§ REQUIREMENT: Reproduce each line of the records below without any changes.

Extracted data records
○ ○ ○ ○ ○
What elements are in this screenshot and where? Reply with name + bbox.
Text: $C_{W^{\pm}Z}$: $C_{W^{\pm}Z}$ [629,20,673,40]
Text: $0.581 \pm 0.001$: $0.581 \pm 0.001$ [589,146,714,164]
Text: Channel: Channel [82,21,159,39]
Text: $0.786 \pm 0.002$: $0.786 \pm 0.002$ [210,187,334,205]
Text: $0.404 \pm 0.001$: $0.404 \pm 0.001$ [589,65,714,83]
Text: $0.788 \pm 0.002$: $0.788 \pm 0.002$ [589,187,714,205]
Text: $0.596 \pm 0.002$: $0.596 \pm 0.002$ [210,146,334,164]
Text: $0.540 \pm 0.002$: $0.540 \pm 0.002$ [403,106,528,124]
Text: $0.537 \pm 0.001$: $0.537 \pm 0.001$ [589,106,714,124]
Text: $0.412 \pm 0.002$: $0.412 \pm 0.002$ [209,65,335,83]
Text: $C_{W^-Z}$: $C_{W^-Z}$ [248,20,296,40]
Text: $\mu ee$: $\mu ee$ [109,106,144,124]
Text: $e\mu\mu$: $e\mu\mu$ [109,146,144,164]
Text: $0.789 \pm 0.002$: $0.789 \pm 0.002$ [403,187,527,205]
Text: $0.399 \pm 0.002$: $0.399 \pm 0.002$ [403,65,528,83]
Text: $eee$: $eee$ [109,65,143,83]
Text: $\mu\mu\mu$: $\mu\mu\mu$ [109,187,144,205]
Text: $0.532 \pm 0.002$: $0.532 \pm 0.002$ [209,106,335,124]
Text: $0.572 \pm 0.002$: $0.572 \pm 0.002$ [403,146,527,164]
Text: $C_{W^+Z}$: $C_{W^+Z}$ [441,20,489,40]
○ ○ ○ ○ ○
§ EXPECTED ANSWER:
What elements are in this screenshot and where? Reply with name + bbox.
Text: $C_{W^{\pm}Z}$: $C_{W^{\pm}Z}$ [629,20,673,40]
Text: $0.581 \pm 0.001$: $0.581 \pm 0.001$ [589,146,714,164]
Text: Channel: Channel [82,21,159,39]
Text: $0.786 \pm 0.002$: $0.786 \pm 0.002$ [210,187,334,205]
Text: $0.404 \pm 0.001$: $0.404 \pm 0.001$ [589,65,714,83]
Text: $0.788 \pm 0.002$: $0.788 \pm 0.002$ [589,187,714,205]
Text: $0.596 \pm 0.002$: $0.596 \pm 0.002$ [210,146,334,164]
Text: $0.540 \pm 0.002$: $0.540 \pm 0.002$ [403,106,528,124]
Text: $0.537 \pm 0.001$: $0.537 \pm 0.001$ [589,106,714,124]
Text: $0.412 \pm 0.002$: $0.412 \pm 0.002$ [209,65,335,83]
Text: $C_{W^-Z}$: $C_{W^-Z}$ [248,20,296,40]
Text: $\mu ee$: $\mu ee$ [109,106,144,124]
Text: $e\mu\mu$: $e\mu\mu$ [109,146,144,164]
Text: $0.789 \pm 0.002$: $0.789 \pm 0.002$ [403,187,527,205]
Text: $0.399 \pm 0.002$: $0.399 \pm 0.002$ [403,65,528,83]
Text: $eee$: $eee$ [109,65,143,83]
Text: $\mu\mu\mu$: $\mu\mu\mu$ [109,187,144,205]
Text: $0.532 \pm 0.002$: $0.532 \pm 0.002$ [209,106,335,124]
Text: $0.572 \pm 0.002$: $0.572 \pm 0.002$ [403,146,527,164]
Text: $C_{W^+Z}$: $C_{W^+Z}$ [441,20,489,40]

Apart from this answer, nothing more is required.